*** LISTED RECORDS ***
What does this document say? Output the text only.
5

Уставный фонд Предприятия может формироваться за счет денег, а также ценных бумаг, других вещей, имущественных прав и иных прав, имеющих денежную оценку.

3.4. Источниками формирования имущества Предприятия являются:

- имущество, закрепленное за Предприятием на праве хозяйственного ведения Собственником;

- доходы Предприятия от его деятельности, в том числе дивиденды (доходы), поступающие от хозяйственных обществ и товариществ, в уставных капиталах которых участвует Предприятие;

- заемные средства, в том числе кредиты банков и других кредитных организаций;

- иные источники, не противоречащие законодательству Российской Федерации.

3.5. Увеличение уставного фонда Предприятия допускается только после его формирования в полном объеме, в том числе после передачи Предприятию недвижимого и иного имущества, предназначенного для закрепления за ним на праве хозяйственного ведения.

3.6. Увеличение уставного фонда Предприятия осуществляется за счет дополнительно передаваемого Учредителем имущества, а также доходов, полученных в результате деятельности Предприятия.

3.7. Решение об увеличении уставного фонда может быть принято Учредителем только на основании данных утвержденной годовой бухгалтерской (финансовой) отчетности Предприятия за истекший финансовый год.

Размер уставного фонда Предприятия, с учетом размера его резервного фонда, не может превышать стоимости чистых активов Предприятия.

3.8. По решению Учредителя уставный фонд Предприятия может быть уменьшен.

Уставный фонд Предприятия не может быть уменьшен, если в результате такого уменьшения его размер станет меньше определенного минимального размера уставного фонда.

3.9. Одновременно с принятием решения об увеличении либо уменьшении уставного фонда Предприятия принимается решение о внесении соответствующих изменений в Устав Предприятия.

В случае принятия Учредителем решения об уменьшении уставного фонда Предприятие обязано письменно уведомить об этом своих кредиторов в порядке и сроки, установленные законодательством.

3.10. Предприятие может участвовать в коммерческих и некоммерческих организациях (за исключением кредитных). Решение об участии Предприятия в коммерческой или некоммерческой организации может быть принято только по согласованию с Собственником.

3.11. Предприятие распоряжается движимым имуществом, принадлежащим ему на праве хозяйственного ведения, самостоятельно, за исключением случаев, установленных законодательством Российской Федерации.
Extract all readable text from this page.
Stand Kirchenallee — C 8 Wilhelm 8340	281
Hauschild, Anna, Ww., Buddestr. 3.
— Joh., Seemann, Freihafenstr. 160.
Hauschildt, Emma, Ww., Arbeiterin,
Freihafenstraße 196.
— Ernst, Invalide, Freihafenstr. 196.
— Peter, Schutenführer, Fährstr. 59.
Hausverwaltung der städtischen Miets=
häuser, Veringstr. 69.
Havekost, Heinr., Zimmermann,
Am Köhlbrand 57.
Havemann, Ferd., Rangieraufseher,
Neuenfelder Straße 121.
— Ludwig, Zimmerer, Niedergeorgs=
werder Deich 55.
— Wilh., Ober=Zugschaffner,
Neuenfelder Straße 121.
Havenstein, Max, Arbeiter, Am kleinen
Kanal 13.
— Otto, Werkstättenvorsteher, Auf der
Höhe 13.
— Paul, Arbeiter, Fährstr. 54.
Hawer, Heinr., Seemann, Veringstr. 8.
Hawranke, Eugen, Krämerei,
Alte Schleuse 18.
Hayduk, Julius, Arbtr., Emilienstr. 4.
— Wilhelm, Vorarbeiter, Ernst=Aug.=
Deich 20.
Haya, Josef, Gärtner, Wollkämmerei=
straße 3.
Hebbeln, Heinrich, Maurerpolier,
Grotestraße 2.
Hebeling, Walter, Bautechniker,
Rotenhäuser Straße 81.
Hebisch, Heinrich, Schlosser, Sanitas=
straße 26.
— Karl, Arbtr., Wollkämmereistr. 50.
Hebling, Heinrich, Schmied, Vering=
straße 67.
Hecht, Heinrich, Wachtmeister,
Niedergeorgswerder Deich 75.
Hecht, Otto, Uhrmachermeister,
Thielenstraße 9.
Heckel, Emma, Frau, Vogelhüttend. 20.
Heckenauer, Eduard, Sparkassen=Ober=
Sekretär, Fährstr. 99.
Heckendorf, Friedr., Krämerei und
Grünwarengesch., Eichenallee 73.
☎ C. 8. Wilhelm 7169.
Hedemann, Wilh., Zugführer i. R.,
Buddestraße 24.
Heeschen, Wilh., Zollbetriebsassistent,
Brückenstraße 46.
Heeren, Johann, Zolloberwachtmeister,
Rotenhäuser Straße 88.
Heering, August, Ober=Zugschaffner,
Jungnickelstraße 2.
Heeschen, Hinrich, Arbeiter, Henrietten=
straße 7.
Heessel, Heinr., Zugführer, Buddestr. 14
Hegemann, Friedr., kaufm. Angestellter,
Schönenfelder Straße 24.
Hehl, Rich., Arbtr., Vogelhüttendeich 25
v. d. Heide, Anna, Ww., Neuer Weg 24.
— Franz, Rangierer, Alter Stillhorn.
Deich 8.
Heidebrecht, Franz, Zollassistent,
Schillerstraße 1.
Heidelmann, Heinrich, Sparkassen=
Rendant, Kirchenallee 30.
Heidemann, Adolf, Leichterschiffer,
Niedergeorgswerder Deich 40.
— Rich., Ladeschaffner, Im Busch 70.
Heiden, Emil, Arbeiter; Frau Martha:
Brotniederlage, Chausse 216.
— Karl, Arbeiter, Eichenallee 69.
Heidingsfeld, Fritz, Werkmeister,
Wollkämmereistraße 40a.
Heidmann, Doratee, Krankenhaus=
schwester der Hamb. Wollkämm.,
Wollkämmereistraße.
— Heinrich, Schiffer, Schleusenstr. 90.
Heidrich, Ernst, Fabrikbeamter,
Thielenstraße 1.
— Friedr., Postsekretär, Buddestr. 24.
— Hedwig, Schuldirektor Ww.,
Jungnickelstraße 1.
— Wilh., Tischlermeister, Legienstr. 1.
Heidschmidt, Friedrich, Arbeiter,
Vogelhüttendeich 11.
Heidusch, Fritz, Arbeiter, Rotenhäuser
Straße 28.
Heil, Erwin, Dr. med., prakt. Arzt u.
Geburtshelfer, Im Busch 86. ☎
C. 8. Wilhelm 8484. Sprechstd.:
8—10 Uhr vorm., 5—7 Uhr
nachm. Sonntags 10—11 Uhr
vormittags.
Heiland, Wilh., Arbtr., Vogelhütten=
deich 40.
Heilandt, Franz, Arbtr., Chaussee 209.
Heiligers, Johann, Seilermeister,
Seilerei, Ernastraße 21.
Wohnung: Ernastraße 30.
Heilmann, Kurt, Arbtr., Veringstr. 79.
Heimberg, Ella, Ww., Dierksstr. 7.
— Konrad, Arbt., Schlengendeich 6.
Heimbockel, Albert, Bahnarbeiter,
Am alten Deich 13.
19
***
Scan the listing above and identify each line holding the string "других"; copy every such line.

CORRECT OUTPUT |
Уставный фонд Предприятия может формироваться за счет денег, а также ценных бумаг, других вещей, имущественных прав и иных прав, имеющих денежную оценку.
- заемные средства, в том числе кредиты банков и других кредитных организаций;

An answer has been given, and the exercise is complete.